#### Record set:

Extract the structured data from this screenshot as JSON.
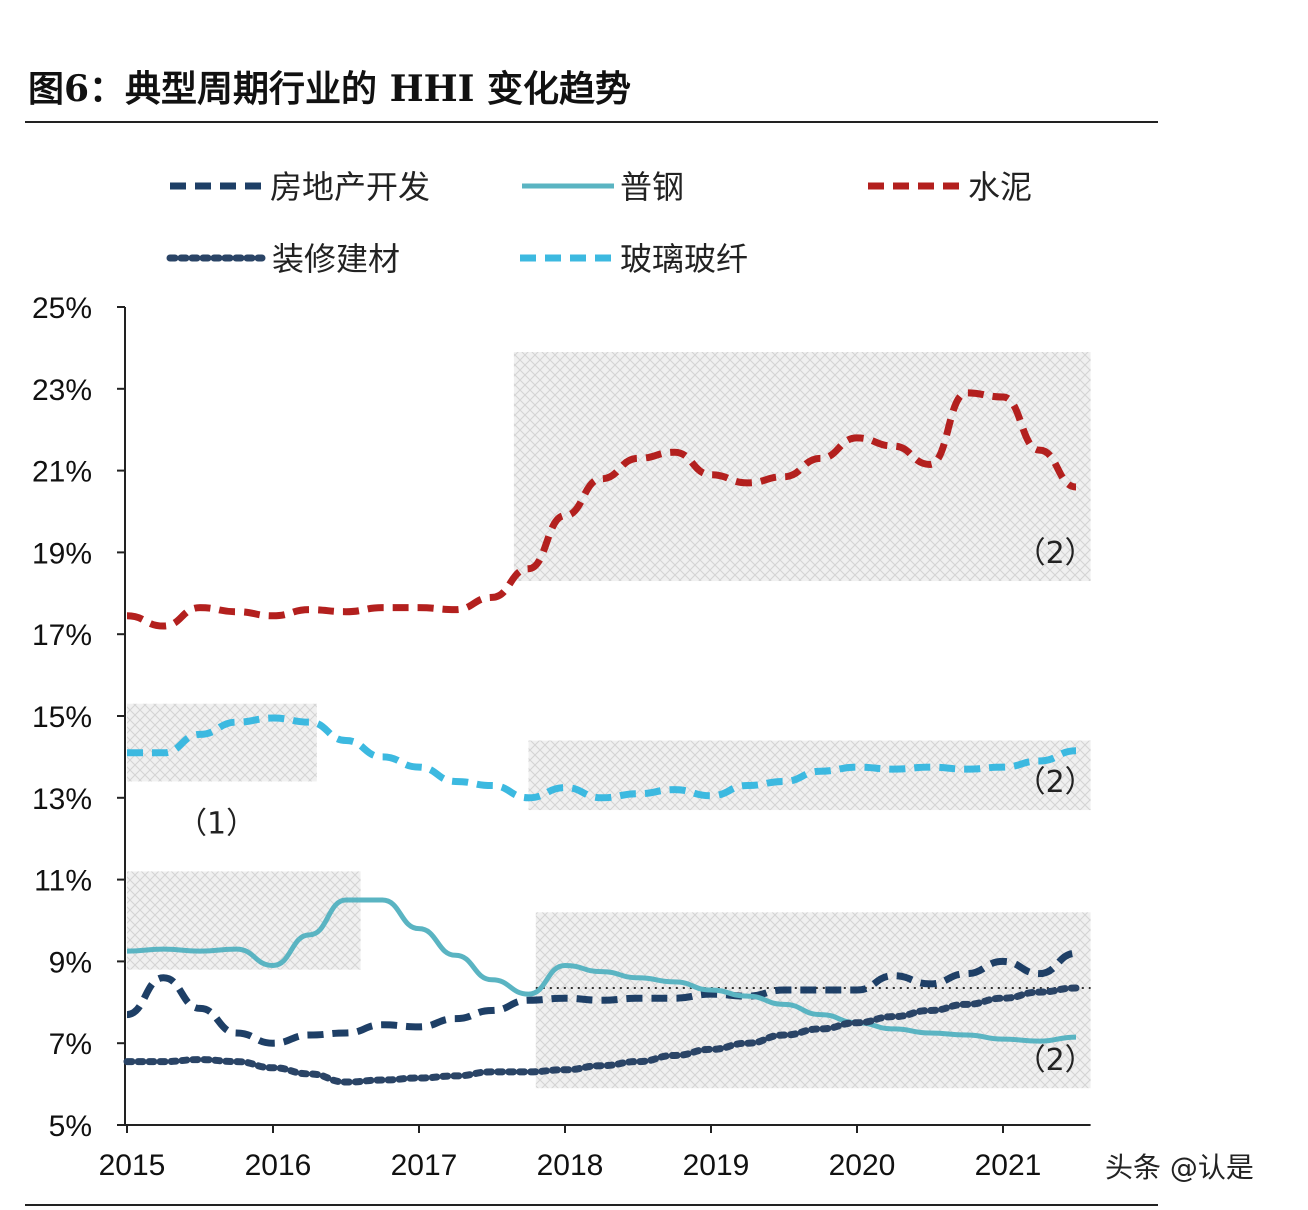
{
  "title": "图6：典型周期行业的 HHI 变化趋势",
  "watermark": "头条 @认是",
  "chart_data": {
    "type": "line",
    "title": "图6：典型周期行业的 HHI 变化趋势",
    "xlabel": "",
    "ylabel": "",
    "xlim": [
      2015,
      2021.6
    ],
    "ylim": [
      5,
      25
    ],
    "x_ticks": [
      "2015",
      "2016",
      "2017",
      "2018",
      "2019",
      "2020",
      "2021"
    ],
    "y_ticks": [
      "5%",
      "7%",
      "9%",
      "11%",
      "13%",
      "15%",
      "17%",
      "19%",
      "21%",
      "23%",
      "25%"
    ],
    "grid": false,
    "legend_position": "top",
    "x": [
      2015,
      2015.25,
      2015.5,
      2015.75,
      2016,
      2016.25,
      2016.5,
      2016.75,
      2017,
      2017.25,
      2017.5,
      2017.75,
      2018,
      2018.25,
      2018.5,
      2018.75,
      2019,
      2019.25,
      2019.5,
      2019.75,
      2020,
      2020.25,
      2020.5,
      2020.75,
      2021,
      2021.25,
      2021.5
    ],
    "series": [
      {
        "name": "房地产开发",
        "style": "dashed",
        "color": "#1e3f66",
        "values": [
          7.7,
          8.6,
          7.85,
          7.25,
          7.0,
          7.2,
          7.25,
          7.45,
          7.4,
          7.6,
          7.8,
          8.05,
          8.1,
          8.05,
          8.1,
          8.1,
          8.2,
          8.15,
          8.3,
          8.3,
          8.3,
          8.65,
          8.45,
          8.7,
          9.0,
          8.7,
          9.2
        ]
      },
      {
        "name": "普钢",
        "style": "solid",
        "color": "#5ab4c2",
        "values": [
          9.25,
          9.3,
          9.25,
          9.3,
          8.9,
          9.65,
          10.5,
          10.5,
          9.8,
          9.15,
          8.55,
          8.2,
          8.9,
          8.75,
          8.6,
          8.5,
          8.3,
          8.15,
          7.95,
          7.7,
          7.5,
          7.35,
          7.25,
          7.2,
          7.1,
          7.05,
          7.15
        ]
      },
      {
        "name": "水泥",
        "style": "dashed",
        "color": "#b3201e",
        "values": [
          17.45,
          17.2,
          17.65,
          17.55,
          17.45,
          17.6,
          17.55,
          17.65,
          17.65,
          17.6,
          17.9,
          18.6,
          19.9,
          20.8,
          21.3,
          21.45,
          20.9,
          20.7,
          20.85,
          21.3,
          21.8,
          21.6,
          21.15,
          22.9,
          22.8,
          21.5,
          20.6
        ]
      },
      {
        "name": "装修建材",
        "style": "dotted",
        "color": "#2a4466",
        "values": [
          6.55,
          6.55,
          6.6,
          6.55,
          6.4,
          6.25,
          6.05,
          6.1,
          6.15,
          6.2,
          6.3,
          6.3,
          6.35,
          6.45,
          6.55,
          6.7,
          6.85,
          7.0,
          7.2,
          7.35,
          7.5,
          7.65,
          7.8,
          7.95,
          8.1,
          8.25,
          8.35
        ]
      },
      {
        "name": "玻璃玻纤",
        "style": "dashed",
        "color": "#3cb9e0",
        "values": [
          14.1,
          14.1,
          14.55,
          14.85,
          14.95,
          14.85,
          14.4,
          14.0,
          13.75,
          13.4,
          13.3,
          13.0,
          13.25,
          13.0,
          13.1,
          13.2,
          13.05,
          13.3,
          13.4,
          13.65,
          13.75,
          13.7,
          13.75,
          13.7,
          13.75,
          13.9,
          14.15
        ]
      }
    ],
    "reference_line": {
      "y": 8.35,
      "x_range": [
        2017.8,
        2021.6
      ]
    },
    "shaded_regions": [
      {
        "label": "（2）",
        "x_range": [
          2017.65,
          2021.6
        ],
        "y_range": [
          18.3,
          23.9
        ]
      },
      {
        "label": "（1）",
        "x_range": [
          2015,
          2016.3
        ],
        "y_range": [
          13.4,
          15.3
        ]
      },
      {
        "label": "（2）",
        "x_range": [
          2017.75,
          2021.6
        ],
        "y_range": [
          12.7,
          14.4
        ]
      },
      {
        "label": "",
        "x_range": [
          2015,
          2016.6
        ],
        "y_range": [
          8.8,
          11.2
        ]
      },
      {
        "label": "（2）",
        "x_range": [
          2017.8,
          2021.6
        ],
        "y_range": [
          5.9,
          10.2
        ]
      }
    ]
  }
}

#### Short problem:
Reproduce the listing exactly. Leave its pictures out.

#### Reply to the exercise:
Extract the structured data from this screenshot as JSON.
{
  "title": "图6：典型周期行业的 HHI 变化趋势",
  "watermark": "头条 @认是",
  "chart_data": {
    "type": "line",
    "title": "图6：典型周期行业的 HHI 变化趋势",
    "xlabel": "",
    "ylabel": "",
    "xlim": [
      2015,
      2021.6
    ],
    "ylim": [
      5,
      25
    ],
    "x_ticks": [
      "2015",
      "2016",
      "2017",
      "2018",
      "2019",
      "2020",
      "2021"
    ],
    "y_ticks": [
      "5%",
      "7%",
      "9%",
      "11%",
      "13%",
      "15%",
      "17%",
      "19%",
      "21%",
      "23%",
      "25%"
    ],
    "grid": false,
    "legend_position": "top",
    "x": [
      2015,
      2015.25,
      2015.5,
      2015.75,
      2016,
      2016.25,
      2016.5,
      2016.75,
      2017,
      2017.25,
      2017.5,
      2017.75,
      2018,
      2018.25,
      2018.5,
      2018.75,
      2019,
      2019.25,
      2019.5,
      2019.75,
      2020,
      2020.25,
      2020.5,
      2020.75,
      2021,
      2021.25,
      2021.5
    ],
    "series": [
      {
        "name": "房地产开发",
        "style": "dashed",
        "color": "#1e3f66",
        "values": [
          7.7,
          8.6,
          7.85,
          7.25,
          7.0,
          7.2,
          7.25,
          7.45,
          7.4,
          7.6,
          7.8,
          8.05,
          8.1,
          8.05,
          8.1,
          8.1,
          8.2,
          8.15,
          8.3,
          8.3,
          8.3,
          8.65,
          8.45,
          8.7,
          9.0,
          8.7,
          9.2
        ]
      },
      {
        "name": "普钢",
        "style": "solid",
        "color": "#5ab4c2",
        "values": [
          9.25,
          9.3,
          9.25,
          9.3,
          8.9,
          9.65,
          10.5,
          10.5,
          9.8,
          9.15,
          8.55,
          8.2,
          8.9,
          8.75,
          8.6,
          8.5,
          8.3,
          8.15,
          7.95,
          7.7,
          7.5,
          7.35,
          7.25,
          7.2,
          7.1,
          7.05,
          7.15
        ]
      },
      {
        "name": "水泥",
        "style": "dashed",
        "color": "#b3201e",
        "values": [
          17.45,
          17.2,
          17.65,
          17.55,
          17.45,
          17.6,
          17.55,
          17.65,
          17.65,
          17.6,
          17.9,
          18.6,
          19.9,
          20.8,
          21.3,
          21.45,
          20.9,
          20.7,
          20.85,
          21.3,
          21.8,
          21.6,
          21.15,
          22.9,
          22.8,
          21.5,
          20.6
        ]
      },
      {
        "name": "装修建材",
        "style": "dotted",
        "color": "#2a4466",
        "values": [
          6.55,
          6.55,
          6.6,
          6.55,
          6.4,
          6.25,
          6.05,
          6.1,
          6.15,
          6.2,
          6.3,
          6.3,
          6.35,
          6.45,
          6.55,
          6.7,
          6.85,
          7.0,
          7.2,
          7.35,
          7.5,
          7.65,
          7.8,
          7.95,
          8.1,
          8.25,
          8.35
        ]
      },
      {
        "name": "玻璃玻纤",
        "style": "dashed",
        "color": "#3cb9e0",
        "values": [
          14.1,
          14.1,
          14.55,
          14.85,
          14.95,
          14.85,
          14.4,
          14.0,
          13.75,
          13.4,
          13.3,
          13.0,
          13.25,
          13.0,
          13.1,
          13.2,
          13.05,
          13.3,
          13.4,
          13.65,
          13.75,
          13.7,
          13.75,
          13.7,
          13.75,
          13.9,
          14.15
        ]
      }
    ],
    "reference_line": {
      "y": 8.35,
      "x_range": [
        2017.8,
        2021.6
      ]
    },
    "shaded_regions": [
      {
        "label": "（2）",
        "x_range": [
          2017.65,
          2021.6
        ],
        "y_range": [
          18.3,
          23.9
        ]
      },
      {
        "label": "（1）",
        "x_range": [
          2015,
          2016.3
        ],
        "y_range": [
          13.4,
          15.3
        ]
      },
      {
        "label": "（2）",
        "x_range": [
          2017.75,
          2021.6
        ],
        "y_range": [
          12.7,
          14.4
        ]
      },
      {
        "label": "",
        "x_range": [
          2015,
          2016.6
        ],
        "y_range": [
          8.8,
          11.2
        ]
      },
      {
        "label": "（2）",
        "x_range": [
          2017.8,
          2021.6
        ],
        "y_range": [
          5.9,
          10.2
        ]
      }
    ]
  }
}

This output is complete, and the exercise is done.